* **EXERCISE DETAILS**: Take every line that has the string "groups" and copy it out.

* **SUPPLIED DATA**:
---
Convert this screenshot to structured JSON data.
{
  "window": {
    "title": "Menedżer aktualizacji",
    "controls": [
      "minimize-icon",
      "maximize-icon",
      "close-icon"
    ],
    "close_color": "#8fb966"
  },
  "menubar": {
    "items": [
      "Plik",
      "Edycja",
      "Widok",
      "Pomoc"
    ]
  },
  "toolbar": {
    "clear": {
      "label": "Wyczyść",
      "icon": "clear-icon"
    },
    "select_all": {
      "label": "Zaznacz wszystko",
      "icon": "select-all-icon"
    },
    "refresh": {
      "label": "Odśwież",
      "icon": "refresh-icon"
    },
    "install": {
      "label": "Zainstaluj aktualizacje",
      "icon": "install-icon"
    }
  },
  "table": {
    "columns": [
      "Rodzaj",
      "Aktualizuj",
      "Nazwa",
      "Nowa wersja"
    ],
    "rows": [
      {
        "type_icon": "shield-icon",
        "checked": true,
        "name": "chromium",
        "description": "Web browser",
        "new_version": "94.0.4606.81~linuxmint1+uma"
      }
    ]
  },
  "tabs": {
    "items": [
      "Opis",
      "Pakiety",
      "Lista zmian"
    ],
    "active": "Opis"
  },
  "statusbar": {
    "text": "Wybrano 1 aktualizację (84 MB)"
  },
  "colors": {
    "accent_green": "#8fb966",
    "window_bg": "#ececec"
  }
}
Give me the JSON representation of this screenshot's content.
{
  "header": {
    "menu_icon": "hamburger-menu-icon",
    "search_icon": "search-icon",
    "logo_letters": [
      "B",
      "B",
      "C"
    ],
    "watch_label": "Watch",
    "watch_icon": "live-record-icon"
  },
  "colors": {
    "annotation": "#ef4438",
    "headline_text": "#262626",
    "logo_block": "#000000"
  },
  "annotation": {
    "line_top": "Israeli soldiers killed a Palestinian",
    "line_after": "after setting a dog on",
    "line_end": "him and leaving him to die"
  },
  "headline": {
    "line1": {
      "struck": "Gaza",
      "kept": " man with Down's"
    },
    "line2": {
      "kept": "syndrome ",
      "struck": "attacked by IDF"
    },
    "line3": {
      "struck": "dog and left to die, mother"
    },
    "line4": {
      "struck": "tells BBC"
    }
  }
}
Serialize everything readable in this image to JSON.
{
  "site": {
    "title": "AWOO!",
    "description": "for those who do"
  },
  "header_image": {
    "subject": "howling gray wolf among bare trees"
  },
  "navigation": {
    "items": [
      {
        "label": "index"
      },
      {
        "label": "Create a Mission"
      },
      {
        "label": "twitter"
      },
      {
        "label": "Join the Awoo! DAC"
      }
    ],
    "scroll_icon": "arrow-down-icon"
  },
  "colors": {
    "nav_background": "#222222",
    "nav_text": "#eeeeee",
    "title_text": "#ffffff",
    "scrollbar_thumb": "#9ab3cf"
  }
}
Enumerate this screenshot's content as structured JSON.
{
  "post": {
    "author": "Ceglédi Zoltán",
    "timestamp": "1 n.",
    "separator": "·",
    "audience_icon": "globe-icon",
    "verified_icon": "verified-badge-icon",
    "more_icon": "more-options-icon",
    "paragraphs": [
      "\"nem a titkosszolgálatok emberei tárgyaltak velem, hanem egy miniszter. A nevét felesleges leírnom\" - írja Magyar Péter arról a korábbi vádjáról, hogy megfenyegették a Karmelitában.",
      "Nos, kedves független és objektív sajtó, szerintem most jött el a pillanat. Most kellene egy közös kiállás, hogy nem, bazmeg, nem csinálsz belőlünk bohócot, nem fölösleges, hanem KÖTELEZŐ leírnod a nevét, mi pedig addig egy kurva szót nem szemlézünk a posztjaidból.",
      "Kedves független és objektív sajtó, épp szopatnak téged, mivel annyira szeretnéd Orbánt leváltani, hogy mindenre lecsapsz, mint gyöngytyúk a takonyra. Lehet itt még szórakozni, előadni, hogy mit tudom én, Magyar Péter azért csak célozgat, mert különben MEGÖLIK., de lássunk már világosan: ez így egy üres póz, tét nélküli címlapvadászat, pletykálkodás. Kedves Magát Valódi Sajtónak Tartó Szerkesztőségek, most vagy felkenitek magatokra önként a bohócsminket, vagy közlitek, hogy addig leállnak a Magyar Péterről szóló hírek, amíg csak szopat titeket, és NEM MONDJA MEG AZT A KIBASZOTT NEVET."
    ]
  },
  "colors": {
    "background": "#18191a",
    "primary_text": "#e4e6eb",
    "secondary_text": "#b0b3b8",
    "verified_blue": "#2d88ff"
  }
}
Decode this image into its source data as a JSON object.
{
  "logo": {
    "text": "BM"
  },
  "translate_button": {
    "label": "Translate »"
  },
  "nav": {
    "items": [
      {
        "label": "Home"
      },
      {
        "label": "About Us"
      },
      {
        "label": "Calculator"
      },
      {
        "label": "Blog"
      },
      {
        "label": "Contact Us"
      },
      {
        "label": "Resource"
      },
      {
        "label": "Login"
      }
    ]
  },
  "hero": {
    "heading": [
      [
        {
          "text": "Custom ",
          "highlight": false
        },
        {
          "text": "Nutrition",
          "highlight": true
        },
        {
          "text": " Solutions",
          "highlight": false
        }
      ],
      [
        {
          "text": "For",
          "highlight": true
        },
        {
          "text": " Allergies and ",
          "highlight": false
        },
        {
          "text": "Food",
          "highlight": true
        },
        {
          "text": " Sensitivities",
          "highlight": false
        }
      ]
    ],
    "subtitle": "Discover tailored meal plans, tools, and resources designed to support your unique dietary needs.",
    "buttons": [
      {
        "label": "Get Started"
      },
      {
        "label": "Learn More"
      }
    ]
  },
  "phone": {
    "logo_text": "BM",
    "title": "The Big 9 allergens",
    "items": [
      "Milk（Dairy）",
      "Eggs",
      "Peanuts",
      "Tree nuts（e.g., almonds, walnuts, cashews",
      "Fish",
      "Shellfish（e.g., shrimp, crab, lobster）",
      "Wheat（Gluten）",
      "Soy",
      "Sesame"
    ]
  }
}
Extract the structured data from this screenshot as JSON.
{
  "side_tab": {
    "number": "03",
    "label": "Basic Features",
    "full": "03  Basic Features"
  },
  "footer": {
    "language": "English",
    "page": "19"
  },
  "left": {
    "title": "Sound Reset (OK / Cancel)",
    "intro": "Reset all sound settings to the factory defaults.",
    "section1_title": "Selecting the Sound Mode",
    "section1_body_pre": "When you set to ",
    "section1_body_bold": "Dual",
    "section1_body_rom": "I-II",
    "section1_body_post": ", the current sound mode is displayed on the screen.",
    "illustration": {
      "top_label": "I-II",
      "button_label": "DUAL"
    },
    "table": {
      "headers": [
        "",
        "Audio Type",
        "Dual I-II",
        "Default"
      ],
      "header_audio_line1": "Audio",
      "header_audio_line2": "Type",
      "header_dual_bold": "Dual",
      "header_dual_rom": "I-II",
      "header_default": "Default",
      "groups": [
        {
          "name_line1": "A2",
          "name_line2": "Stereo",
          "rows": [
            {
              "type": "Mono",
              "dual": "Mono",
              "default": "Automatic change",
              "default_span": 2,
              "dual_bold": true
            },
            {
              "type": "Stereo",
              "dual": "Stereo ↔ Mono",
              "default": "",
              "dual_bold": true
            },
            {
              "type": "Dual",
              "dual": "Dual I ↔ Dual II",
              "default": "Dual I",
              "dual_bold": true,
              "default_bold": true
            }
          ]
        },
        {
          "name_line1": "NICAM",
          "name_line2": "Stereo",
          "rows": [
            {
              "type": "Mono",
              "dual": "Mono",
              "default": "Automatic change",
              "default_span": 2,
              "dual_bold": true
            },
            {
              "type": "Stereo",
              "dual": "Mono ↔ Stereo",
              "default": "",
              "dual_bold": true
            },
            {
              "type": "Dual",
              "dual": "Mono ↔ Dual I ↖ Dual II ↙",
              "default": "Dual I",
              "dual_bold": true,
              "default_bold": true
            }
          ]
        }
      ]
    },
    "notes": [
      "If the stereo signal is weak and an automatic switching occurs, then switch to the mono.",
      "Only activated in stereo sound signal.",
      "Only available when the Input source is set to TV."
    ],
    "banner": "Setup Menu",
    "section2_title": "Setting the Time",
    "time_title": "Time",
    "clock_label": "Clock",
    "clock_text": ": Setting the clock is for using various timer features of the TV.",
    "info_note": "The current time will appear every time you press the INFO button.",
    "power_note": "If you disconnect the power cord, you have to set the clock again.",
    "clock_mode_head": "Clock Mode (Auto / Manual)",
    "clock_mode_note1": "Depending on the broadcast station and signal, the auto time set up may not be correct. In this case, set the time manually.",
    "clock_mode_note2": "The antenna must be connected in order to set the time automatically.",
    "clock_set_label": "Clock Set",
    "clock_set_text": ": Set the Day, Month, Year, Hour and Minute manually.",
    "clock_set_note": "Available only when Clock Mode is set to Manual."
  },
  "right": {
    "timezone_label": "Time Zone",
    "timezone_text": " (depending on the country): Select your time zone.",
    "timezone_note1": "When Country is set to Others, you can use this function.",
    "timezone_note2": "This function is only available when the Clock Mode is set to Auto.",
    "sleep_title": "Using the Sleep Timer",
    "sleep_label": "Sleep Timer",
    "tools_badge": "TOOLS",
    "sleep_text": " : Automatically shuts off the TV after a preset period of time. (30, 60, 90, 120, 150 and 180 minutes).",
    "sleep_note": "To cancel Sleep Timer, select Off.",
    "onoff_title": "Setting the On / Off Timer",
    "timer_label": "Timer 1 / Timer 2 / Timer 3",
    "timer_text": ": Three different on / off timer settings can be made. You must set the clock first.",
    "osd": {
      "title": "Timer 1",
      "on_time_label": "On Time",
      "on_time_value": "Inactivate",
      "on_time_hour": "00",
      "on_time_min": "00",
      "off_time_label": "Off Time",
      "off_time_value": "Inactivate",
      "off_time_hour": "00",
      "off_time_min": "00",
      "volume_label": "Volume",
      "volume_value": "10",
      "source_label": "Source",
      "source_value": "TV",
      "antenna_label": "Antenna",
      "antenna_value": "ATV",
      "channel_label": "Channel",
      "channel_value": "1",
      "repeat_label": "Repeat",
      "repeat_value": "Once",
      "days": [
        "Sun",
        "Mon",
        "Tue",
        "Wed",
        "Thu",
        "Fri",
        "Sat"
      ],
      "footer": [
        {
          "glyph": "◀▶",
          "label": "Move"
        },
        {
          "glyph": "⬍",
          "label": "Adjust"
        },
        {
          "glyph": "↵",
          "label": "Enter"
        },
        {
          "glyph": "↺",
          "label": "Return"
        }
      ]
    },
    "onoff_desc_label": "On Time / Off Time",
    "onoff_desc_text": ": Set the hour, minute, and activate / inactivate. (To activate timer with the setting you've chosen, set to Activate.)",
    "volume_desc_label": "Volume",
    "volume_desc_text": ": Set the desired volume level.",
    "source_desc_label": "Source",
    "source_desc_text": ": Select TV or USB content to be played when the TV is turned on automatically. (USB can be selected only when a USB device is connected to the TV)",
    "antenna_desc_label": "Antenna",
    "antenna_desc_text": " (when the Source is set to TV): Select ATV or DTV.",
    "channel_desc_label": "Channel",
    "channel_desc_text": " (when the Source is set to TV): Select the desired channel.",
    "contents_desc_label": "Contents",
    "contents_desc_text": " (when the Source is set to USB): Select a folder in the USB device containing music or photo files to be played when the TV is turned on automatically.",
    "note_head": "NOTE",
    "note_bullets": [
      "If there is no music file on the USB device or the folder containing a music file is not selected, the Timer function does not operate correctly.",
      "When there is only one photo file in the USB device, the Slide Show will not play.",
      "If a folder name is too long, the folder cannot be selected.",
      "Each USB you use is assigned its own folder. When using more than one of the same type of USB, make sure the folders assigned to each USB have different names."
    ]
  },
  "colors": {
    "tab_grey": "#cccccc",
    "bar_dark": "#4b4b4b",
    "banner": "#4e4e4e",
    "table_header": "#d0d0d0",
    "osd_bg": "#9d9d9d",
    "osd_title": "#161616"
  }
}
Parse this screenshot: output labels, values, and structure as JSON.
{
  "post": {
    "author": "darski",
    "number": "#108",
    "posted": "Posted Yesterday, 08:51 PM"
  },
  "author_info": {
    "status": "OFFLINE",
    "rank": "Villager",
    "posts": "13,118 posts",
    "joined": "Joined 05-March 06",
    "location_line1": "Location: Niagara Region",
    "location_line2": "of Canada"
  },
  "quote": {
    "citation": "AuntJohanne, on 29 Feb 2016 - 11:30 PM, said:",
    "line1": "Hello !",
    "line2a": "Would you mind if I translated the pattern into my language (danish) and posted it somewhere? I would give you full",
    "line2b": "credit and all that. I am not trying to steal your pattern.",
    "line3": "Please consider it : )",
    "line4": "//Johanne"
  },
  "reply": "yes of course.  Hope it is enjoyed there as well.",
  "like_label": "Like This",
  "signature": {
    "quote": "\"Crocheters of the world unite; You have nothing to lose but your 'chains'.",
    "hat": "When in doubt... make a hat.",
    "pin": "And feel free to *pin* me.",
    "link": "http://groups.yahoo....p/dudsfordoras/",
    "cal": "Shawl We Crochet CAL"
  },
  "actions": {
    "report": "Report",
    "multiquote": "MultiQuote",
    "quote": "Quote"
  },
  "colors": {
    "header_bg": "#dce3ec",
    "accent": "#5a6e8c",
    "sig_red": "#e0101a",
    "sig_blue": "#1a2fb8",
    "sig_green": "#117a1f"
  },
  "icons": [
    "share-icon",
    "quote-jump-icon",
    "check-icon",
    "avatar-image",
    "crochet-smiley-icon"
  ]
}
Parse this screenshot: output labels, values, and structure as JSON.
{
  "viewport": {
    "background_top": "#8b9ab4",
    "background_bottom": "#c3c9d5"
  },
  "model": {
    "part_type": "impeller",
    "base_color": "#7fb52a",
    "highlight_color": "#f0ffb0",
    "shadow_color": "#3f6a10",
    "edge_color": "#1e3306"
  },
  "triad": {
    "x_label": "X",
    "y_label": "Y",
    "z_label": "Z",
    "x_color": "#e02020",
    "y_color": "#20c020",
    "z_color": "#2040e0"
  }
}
---
* **REPLY**:
      "groups": [
    "link": "http://groups.yahoo....p/dudsfordoras/",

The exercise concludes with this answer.